Count how many lines of the material below have the word "hist" and give only the number.

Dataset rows
------------------------------------------------------------

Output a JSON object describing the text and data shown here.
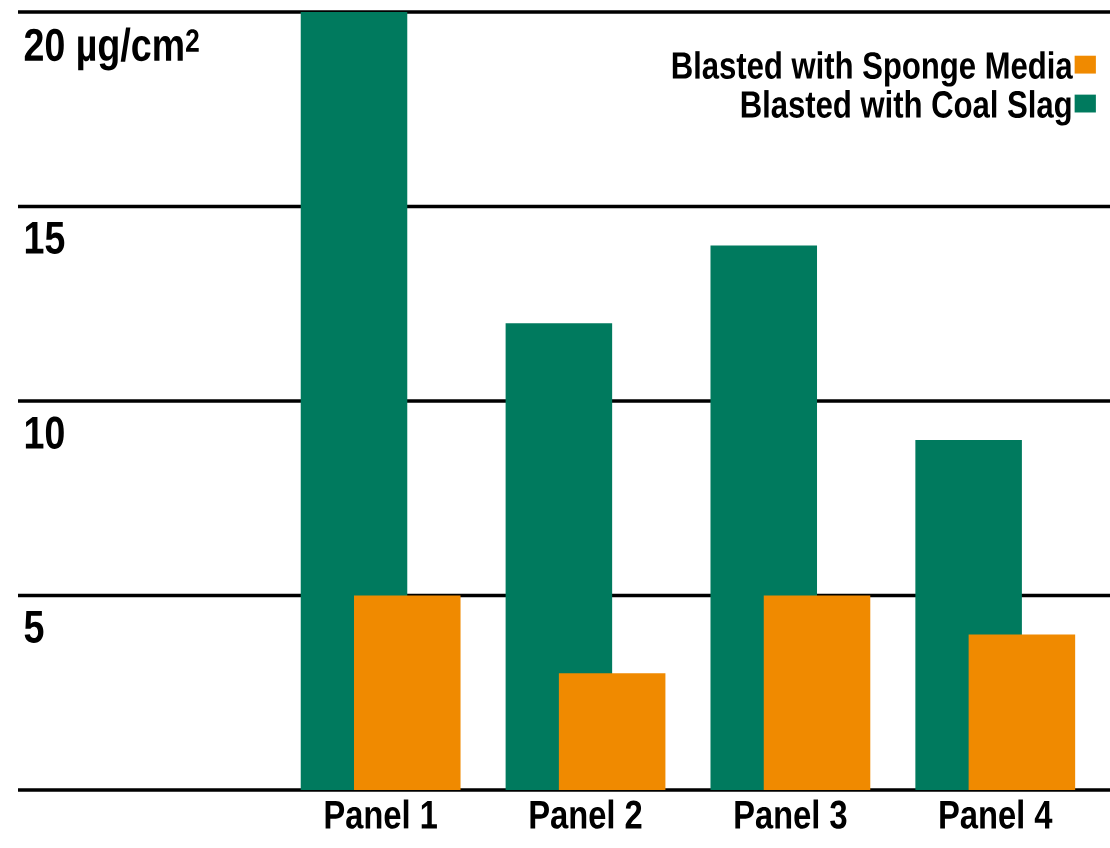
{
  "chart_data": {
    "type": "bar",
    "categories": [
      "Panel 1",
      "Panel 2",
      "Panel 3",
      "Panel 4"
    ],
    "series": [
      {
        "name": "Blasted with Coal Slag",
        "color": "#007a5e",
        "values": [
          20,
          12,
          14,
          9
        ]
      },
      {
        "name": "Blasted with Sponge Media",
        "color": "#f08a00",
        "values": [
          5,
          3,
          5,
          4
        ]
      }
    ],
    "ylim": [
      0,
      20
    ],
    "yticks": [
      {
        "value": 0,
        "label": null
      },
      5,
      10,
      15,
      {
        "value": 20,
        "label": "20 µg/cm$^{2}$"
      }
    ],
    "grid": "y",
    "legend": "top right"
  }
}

------------------------------------------------------------

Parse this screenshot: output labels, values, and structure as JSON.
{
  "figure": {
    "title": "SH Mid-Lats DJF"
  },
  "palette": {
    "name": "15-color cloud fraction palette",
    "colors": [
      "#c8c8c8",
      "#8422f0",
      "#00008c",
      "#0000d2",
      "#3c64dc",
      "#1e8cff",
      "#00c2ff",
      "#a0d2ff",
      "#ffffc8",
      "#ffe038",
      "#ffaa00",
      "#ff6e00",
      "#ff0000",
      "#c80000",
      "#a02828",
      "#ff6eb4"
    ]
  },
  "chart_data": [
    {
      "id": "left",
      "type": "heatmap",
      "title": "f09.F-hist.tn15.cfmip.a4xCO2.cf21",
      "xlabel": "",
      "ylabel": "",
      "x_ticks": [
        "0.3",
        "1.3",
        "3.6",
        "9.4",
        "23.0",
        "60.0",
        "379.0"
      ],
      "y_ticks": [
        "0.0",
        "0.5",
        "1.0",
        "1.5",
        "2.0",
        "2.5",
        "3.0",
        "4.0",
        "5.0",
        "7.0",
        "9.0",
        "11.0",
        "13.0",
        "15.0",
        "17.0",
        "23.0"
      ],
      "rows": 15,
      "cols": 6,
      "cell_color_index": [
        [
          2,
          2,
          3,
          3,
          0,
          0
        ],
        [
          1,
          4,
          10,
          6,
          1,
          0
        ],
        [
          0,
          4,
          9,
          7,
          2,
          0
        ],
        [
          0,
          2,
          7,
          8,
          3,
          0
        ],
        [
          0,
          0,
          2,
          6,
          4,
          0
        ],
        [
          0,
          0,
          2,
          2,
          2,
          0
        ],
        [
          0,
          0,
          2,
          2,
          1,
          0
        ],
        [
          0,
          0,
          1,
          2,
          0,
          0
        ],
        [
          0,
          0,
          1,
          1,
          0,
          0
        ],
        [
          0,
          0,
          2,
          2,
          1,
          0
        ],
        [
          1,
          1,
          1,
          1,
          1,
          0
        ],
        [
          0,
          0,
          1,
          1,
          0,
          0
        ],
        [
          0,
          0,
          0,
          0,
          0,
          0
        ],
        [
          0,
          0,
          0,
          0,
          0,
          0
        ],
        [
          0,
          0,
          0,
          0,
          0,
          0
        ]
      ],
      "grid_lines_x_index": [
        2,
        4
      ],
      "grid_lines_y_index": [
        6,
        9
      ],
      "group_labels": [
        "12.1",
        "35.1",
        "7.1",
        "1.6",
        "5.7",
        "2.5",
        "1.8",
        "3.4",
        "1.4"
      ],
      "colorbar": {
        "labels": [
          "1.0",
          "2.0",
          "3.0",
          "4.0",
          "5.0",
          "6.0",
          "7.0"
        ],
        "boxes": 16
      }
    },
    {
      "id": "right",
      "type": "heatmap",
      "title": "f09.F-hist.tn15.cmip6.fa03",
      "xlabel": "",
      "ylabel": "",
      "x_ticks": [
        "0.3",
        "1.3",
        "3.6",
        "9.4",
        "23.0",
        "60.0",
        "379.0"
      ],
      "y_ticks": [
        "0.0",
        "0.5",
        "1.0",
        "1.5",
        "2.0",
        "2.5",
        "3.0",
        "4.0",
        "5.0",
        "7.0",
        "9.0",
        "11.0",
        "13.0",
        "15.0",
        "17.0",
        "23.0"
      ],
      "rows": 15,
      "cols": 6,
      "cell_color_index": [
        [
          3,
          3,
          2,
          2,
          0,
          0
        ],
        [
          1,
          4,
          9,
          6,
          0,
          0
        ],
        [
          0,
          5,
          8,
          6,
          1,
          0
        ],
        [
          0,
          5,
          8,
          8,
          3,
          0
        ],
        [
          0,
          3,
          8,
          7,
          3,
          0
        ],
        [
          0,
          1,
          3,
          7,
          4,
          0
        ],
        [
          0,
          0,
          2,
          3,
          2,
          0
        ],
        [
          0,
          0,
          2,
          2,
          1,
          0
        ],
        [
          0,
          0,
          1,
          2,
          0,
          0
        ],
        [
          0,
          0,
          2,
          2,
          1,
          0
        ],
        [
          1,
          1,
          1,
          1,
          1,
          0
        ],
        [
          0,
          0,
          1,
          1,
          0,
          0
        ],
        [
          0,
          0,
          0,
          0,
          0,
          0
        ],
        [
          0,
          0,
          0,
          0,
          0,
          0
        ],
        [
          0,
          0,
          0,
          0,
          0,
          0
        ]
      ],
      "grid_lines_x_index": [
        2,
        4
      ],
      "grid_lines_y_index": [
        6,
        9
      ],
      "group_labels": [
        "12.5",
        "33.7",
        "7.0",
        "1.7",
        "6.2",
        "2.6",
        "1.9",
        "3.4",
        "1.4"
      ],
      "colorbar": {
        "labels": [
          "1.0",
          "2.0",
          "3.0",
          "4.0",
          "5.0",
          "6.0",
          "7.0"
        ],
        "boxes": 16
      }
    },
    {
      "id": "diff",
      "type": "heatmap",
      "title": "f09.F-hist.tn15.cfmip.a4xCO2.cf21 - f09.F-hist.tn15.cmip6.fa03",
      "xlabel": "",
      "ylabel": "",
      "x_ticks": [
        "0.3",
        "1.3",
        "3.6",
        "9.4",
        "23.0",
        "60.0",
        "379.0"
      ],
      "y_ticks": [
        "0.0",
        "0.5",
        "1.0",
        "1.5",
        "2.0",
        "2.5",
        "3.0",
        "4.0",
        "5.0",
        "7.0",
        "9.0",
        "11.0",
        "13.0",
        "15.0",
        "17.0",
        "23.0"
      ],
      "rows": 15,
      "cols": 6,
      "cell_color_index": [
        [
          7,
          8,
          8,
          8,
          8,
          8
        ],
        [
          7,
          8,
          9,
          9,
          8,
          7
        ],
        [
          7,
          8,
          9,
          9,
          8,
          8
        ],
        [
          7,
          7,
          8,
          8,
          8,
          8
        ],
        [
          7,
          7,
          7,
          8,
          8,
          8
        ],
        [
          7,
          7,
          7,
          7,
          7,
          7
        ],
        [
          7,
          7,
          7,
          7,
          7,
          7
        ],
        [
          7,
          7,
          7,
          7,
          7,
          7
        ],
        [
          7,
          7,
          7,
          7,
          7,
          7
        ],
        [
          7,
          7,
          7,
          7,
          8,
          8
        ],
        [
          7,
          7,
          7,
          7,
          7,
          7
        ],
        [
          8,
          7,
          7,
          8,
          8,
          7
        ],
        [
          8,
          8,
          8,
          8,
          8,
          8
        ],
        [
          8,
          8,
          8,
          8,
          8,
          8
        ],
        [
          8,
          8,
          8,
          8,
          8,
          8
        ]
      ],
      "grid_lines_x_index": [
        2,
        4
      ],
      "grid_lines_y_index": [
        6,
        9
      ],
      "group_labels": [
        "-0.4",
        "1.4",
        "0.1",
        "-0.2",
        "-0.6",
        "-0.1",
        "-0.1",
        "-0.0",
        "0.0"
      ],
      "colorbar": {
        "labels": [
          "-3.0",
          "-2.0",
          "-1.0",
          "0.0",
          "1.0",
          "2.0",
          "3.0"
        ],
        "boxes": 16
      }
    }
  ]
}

------------------------------------------------------------

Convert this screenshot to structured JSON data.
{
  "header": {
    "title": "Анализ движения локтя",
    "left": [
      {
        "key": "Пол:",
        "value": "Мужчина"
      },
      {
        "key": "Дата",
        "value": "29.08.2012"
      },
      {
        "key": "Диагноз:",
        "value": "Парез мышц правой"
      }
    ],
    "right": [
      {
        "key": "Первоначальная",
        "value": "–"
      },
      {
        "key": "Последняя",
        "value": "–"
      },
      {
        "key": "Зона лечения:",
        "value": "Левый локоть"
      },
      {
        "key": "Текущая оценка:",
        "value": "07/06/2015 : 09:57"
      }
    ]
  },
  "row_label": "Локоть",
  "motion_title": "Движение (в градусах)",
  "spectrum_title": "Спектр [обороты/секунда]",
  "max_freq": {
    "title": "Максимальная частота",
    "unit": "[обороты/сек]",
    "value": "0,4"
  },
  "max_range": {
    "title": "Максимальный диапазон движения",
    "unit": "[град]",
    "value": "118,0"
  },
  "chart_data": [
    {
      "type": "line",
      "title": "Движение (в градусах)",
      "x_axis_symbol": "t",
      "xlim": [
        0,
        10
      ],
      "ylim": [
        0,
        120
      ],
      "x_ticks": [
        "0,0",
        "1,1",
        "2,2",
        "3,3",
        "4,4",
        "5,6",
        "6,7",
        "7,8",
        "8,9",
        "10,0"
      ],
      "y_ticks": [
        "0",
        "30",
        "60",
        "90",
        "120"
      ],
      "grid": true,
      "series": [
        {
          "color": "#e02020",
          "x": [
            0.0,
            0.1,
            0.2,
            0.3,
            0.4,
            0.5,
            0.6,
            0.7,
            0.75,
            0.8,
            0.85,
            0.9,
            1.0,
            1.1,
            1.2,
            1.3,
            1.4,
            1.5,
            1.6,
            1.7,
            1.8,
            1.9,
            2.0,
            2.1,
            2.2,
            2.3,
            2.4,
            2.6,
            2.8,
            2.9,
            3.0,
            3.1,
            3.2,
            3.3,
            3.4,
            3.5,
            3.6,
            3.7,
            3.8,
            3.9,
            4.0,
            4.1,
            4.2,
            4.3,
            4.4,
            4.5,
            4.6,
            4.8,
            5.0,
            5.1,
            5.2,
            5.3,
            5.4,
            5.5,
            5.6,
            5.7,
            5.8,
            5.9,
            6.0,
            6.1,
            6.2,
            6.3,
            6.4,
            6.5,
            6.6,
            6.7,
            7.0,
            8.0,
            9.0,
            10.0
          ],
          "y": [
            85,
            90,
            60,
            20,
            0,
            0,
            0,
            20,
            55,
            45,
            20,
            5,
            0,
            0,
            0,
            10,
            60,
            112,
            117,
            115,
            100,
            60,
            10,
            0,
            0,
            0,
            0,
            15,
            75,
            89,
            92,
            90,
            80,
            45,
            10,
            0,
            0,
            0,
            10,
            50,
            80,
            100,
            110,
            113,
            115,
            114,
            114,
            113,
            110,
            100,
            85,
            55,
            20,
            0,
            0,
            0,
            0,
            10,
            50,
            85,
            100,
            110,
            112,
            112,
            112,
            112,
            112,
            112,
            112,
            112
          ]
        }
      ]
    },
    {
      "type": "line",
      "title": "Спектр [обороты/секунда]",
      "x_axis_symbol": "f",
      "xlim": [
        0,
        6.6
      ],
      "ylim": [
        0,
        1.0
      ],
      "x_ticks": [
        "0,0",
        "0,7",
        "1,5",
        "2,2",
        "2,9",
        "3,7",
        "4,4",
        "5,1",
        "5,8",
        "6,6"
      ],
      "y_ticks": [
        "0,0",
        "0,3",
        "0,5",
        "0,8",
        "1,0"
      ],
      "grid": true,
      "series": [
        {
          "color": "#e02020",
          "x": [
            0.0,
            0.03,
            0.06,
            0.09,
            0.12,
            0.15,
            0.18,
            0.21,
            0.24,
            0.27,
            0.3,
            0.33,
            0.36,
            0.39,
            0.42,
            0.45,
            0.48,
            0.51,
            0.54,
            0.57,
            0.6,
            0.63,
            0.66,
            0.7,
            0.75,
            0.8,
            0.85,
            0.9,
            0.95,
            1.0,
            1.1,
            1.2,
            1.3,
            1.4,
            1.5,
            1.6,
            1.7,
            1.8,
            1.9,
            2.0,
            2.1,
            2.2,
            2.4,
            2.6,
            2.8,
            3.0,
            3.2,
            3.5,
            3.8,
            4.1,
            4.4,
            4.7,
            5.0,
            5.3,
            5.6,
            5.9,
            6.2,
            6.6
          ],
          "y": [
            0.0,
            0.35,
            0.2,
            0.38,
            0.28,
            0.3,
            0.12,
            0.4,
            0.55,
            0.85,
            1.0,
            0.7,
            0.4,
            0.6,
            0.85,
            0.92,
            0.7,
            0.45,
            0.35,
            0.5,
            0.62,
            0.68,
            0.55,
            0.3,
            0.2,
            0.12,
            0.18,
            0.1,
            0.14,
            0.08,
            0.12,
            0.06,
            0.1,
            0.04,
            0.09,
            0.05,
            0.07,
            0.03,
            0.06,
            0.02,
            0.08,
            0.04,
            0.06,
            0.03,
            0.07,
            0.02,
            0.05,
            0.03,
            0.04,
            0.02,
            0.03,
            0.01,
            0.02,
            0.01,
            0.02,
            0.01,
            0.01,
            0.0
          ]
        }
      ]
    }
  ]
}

------------------------------------------------------------

__Written answer__.
3